Given entries:
↓↓↓
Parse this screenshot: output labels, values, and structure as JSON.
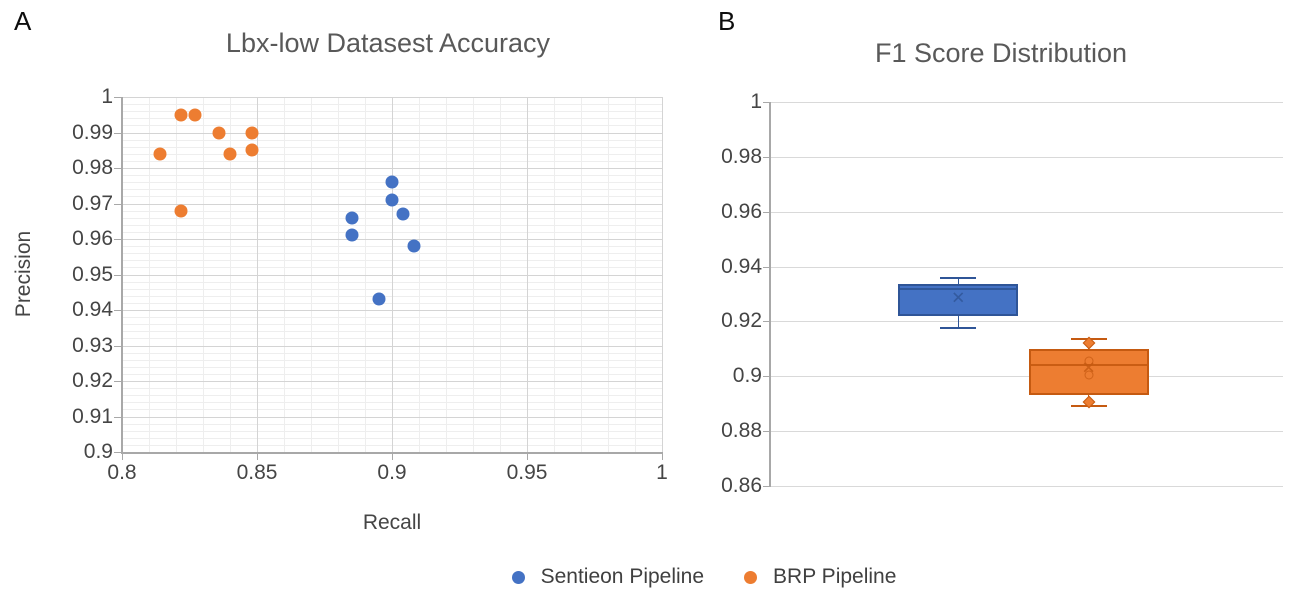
{
  "figure": {
    "background": "#ffffff",
    "text_color_title": "#595959",
    "text_color_ticks": "#454545"
  },
  "legend": {
    "items": [
      {
        "label": "Sentieon Pipeline",
        "color": "#4472C4"
      },
      {
        "label": "BRP Pipeline",
        "color": "#ED7D31"
      }
    ]
  },
  "chart_data": [
    {
      "type": "scatter",
      "panel_label": "A",
      "title": "Lbx-low Datasest Accuracy",
      "xlabel": "Recall",
      "ylabel": "Precision",
      "xlim": [
        0.8,
        1.0
      ],
      "ylim": [
        0.9,
        1.0
      ],
      "x_ticks": {
        "values": [
          0.8,
          0.85,
          0.9,
          0.95,
          1.0
        ],
        "labels": [
          "0.8",
          "0.85",
          "0.9",
          "0.95",
          "1"
        ]
      },
      "y_ticks": {
        "values": [
          1.0,
          0.99,
          0.98,
          0.97,
          0.96,
          0.95,
          0.94,
          0.93,
          0.92,
          0.91,
          0.9
        ],
        "labels": [
          "1",
          "0.99",
          "0.98",
          "0.97",
          "0.96",
          "0.95",
          "0.94",
          "0.93",
          "0.92",
          "0.91",
          "0.9"
        ]
      },
      "x_minor_step": 0.01,
      "y_minor_step": 0.002,
      "grid": true,
      "series": [
        {
          "name": "Sentieon Pipeline",
          "color": "#4472C4",
          "points": [
            [
              0.9,
              0.976
            ],
            [
              0.9,
              0.971
            ],
            [
              0.904,
              0.967
            ],
            [
              0.885,
              0.966
            ],
            [
              0.885,
              0.961
            ],
            [
              0.908,
              0.958
            ],
            [
              0.895,
              0.943
            ]
          ]
        },
        {
          "name": "BRP Pipeline",
          "color": "#ED7D31",
          "points": [
            [
              0.814,
              0.984
            ],
            [
              0.822,
              0.995
            ],
            [
              0.827,
              0.995
            ],
            [
              0.836,
              0.99
            ],
            [
              0.84,
              0.984
            ],
            [
              0.848,
              0.99
            ],
            [
              0.848,
              0.985
            ],
            [
              0.822,
              0.968
            ]
          ]
        }
      ]
    },
    {
      "type": "box",
      "panel_label": "B",
      "title": "F1 Score Distribution",
      "xlabel": "",
      "ylabel": "",
      "ylim": [
        0.86,
        1.0
      ],
      "y_ticks": {
        "values": [
          1.0,
          0.98,
          0.96,
          0.94,
          0.92,
          0.9,
          0.88,
          0.86
        ],
        "labels": [
          "1",
          "0.98",
          "0.96",
          "0.94",
          "0.92",
          "0.9",
          "0.88",
          "0.86"
        ]
      },
      "grid": true,
      "legend_position": "bottom",
      "boxes": [
        {
          "name": "Sentieon Pipeline",
          "fill": "#4472C4",
          "line": "#2F5597",
          "whisker_high": 0.936,
          "q3": 0.9335,
          "median": 0.932,
          "mean": 0.9285,
          "q1": 0.922,
          "whisker_low": 0.9175,
          "inner_points": []
        },
        {
          "name": "BRP Pipeline",
          "fill": "#ED7D31",
          "line": "#C55A11",
          "whisker_high": 0.9135,
          "q3": 0.91,
          "median": 0.904,
          "mean": 0.903,
          "q1": 0.893,
          "whisker_low": 0.889,
          "inner_points": [
            {
              "value": 0.912,
              "marker": "diamond"
            },
            {
              "value": 0.9055,
              "marker": "circle"
            },
            {
              "value": 0.9005,
              "marker": "circle"
            },
            {
              "value": 0.8905,
              "marker": "diamond"
            }
          ]
        }
      ]
    }
  ]
}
↑↑↑
Exercise:
Word for word, quote the full listing, omitting every picture.

Finished answer:
Parse this screenshot: output labels, values, and structure as JSON.
{
  "figure": {
    "background": "#ffffff",
    "text_color_title": "#595959",
    "text_color_ticks": "#454545"
  },
  "legend": {
    "items": [
      {
        "label": "Sentieon Pipeline",
        "color": "#4472C4"
      },
      {
        "label": "BRP Pipeline",
        "color": "#ED7D31"
      }
    ]
  },
  "chart_data": [
    {
      "type": "scatter",
      "panel_label": "A",
      "title": "Lbx-low Datasest Accuracy",
      "xlabel": "Recall",
      "ylabel": "Precision",
      "xlim": [
        0.8,
        1.0
      ],
      "ylim": [
        0.9,
        1.0
      ],
      "x_ticks": {
        "values": [
          0.8,
          0.85,
          0.9,
          0.95,
          1.0
        ],
        "labels": [
          "0.8",
          "0.85",
          "0.9",
          "0.95",
          "1"
        ]
      },
      "y_ticks": {
        "values": [
          1.0,
          0.99,
          0.98,
          0.97,
          0.96,
          0.95,
          0.94,
          0.93,
          0.92,
          0.91,
          0.9
        ],
        "labels": [
          "1",
          "0.99",
          "0.98",
          "0.97",
          "0.96",
          "0.95",
          "0.94",
          "0.93",
          "0.92",
          "0.91",
          "0.9"
        ]
      },
      "x_minor_step": 0.01,
      "y_minor_step": 0.002,
      "grid": true,
      "series": [
        {
          "name": "Sentieon Pipeline",
          "color": "#4472C4",
          "points": [
            [
              0.9,
              0.976
            ],
            [
              0.9,
              0.971
            ],
            [
              0.904,
              0.967
            ],
            [
              0.885,
              0.966
            ],
            [
              0.885,
              0.961
            ],
            [
              0.908,
              0.958
            ],
            [
              0.895,
              0.943
            ]
          ]
        },
        {
          "name": "BRP Pipeline",
          "color": "#ED7D31",
          "points": [
            [
              0.814,
              0.984
            ],
            [
              0.822,
              0.995
            ],
            [
              0.827,
              0.995
            ],
            [
              0.836,
              0.99
            ],
            [
              0.84,
              0.984
            ],
            [
              0.848,
              0.99
            ],
            [
              0.848,
              0.985
            ],
            [
              0.822,
              0.968
            ]
          ]
        }
      ]
    },
    {
      "type": "box",
      "panel_label": "B",
      "title": "F1 Score Distribution",
      "xlabel": "",
      "ylabel": "",
      "ylim": [
        0.86,
        1.0
      ],
      "y_ticks": {
        "values": [
          1.0,
          0.98,
          0.96,
          0.94,
          0.92,
          0.9,
          0.88,
          0.86
        ],
        "labels": [
          "1",
          "0.98",
          "0.96",
          "0.94",
          "0.92",
          "0.9",
          "0.88",
          "0.86"
        ]
      },
      "grid": true,
      "legend_position": "bottom",
      "boxes": [
        {
          "name": "Sentieon Pipeline",
          "fill": "#4472C4",
          "line": "#2F5597",
          "whisker_high": 0.936,
          "q3": 0.9335,
          "median": 0.932,
          "mean": 0.9285,
          "q1": 0.922,
          "whisker_low": 0.9175,
          "inner_points": []
        },
        {
          "name": "BRP Pipeline",
          "fill": "#ED7D31",
          "line": "#C55A11",
          "whisker_high": 0.9135,
          "q3": 0.91,
          "median": 0.904,
          "mean": 0.903,
          "q1": 0.893,
          "whisker_low": 0.889,
          "inner_points": [
            {
              "value": 0.912,
              "marker": "diamond"
            },
            {
              "value": 0.9055,
              "marker": "circle"
            },
            {
              "value": 0.9005,
              "marker": "circle"
            },
            {
              "value": 0.8905,
              "marker": "diamond"
            }
          ]
        }
      ]
    }
  ]
}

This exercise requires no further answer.